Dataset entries

--------------------------------

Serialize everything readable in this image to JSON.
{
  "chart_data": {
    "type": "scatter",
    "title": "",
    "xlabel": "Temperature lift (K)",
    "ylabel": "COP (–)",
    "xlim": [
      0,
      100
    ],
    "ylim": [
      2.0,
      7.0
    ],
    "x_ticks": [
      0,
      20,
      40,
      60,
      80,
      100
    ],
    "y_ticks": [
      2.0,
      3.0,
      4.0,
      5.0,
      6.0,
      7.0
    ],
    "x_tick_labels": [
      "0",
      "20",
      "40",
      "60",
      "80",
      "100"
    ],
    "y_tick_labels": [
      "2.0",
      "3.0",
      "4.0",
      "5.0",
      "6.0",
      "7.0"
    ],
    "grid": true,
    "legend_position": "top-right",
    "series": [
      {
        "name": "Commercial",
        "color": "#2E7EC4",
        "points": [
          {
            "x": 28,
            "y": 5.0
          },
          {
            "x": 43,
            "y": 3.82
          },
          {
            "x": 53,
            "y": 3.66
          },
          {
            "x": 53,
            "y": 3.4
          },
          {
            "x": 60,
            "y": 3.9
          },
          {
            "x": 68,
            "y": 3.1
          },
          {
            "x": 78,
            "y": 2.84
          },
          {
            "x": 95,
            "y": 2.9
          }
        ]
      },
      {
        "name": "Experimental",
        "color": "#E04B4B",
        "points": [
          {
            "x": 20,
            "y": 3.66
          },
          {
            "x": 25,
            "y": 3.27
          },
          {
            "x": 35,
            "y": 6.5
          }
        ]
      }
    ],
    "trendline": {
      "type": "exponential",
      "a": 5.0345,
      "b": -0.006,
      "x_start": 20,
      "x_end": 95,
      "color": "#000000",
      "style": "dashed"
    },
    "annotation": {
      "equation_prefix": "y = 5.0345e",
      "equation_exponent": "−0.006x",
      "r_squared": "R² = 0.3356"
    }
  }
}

--------------------------------

The exercise: Return all of the entries exactly as they were supplied.

Correct answer:
Serialize everything readable in this image to JSON.
{
  "chart_data": {
    "type": "scatter",
    "title": "",
    "xlabel": "Temperature lift (K)",
    "ylabel": "COP (–)",
    "xlim": [
      0,
      100
    ],
    "ylim": [
      2.0,
      7.0
    ],
    "x_ticks": [
      0,
      20,
      40,
      60,
      80,
      100
    ],
    "y_ticks": [
      2.0,
      3.0,
      4.0,
      5.0,
      6.0,
      7.0
    ],
    "x_tick_labels": [
      "0",
      "20",
      "40",
      "60",
      "80",
      "100"
    ],
    "y_tick_labels": [
      "2.0",
      "3.0",
      "4.0",
      "5.0",
      "6.0",
      "7.0"
    ],
    "grid": true,
    "legend_position": "top-right",
    "series": [
      {
        "name": "Commercial",
        "color": "#2E7EC4",
        "points": [
          {
            "x": 28,
            "y": 5.0
          },
          {
            "x": 43,
            "y": 3.82
          },
          {
            "x": 53,
            "y": 3.66
          },
          {
            "x": 53,
            "y": 3.4
          },
          {
            "x": 60,
            "y": 3.9
          },
          {
            "x": 68,
            "y": 3.1
          },
          {
            "x": 78,
            "y": 2.84
          },
          {
            "x": 95,
            "y": 2.9
          }
        ]
      },
      {
        "name": "Experimental",
        "color": "#E04B4B",
        "points": [
          {
            "x": 20,
            "y": 3.66
          },
          {
            "x": 25,
            "y": 3.27
          },
          {
            "x": 35,
            "y": 6.5
          }
        ]
      }
    ],
    "trendline": {
      "type": "exponential",
      "a": 5.0345,
      "b": -0.006,
      "x_start": 20,
      "x_end": 95,
      "color": "#000000",
      "style": "dashed"
    },
    "annotation": {
      "equation_prefix": "y = 5.0345e",
      "equation_exponent": "−0.006x",
      "r_squared": "R² = 0.3356"
    }
  }
}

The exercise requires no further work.